STATED TASK |
Reproduce each of the following lines word for word.

SUPPLIED MATERIAL |
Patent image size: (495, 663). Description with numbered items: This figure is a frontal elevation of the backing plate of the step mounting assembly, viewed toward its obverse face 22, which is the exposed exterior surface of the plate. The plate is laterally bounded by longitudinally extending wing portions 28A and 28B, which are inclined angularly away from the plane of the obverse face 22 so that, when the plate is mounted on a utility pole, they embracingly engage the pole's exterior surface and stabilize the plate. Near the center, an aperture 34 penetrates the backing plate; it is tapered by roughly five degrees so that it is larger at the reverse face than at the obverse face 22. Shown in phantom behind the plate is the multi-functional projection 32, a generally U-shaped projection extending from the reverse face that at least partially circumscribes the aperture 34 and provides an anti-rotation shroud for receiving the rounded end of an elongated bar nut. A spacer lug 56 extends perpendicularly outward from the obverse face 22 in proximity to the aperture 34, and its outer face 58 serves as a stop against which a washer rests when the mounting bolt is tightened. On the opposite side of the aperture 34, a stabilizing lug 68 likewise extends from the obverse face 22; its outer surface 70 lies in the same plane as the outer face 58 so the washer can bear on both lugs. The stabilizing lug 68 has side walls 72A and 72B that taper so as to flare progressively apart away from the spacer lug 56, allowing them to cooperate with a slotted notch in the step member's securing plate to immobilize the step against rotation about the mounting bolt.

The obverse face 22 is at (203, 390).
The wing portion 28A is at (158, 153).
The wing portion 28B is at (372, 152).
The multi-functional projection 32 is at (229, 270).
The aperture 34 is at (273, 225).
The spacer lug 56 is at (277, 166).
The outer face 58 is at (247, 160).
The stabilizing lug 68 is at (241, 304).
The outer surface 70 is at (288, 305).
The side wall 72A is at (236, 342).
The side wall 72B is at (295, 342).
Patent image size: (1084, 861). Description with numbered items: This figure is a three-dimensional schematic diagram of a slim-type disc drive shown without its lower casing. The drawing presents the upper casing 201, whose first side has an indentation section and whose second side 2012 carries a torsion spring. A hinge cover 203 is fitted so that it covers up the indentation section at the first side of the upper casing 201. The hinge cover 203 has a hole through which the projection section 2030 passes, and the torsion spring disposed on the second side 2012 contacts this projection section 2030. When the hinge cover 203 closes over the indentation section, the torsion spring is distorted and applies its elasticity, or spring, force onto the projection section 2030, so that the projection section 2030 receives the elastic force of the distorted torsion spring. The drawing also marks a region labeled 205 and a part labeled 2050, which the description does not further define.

EXPECTED OUTPUT |
Patent image size: (495, 663). Description with numbered items: This figure is a frontal elevation of the backing plate of the step mounting assembly, viewed toward its obverse face 22, which is the exposed exterior surface of the plate. The plate is laterally bounded by longitudinally extending wing portions 28A and 28B, which are inclined angularly away from the plane of the obverse face 22 so that, when the plate is mounted on a utility pole, they embracingly engage the pole's exterior surface and stabilize the plate. Near the center, an aperture 34 penetrates the backing plate; it is tapered by roughly five degrees so that it is larger at the reverse face than at the obverse face 22. Shown in phantom behind the plate is the multi-functional projection 32, a generally U-shaped projection extending from the reverse face that at least partially circumscribes the aperture 34 and provides an anti-rotation shroud for receiving the rounded end of an elongated bar nut. A spacer lug 56 extends perpendicularly outward from the obverse face 22 in proximity to the aperture 34, and its outer face 58 serves as a stop against which a washer rests when the mounting bolt is tightened. On the opposite side of the aperture 34, a stabilizing lug 68 likewise extends from the obverse face 22; its outer surface 70 lies in the same plane as the outer face 58 so the washer can bear on both lugs. The stabilizing lug 68 has side walls 72A and 72B that taper so as to flare progressively apart away from the spacer lug 56, allowing them to cooperate with a slotted notch in the step member's securing plate to immobilize the step against rotation about the mounting bolt.

The obverse face 22 is at (203, 390).
The wing portion 28A is at (158, 153).
The wing portion 28B is at (372, 152).
The multi-functional projection 32 is at (229, 270).
The aperture 34 is at (273, 225).
The spacer lug 56 is at (277, 166).
The outer face 58 is at (247, 160).
The stabilizing lug 68 is at (241, 304).
The outer surface 70 is at (288, 305).
The side wall 72A is at (236, 342).
The side wall 72B is at (295, 342).
Patent image size: (1084, 861). Description with numbered items: This figure is a three-dimensional schematic diagram of a slim-type disc drive shown without its lower casing. The drawing presents the upper casing 201, whose first side has an indentation section and whose second side 2012 carries a torsion spring. A hinge cover 203 is fitted so that it covers up the indentation section at the first side of the upper casing 201. The hinge cover 203 has a hole through which the projection section 2030 passes, and the torsion spring disposed on the second side 2012 contacts this projection section 2030. When the hinge cover 203 closes over the indentation section, the torsion spring is distorted and applies its elasticity, or spring, force onto the projection section 2030, so that the projection section 2030 receives the elastic force of the distorted torsion spring. The drawing also marks a region labeled 205 and a part labeled 2050, which the description does not further define.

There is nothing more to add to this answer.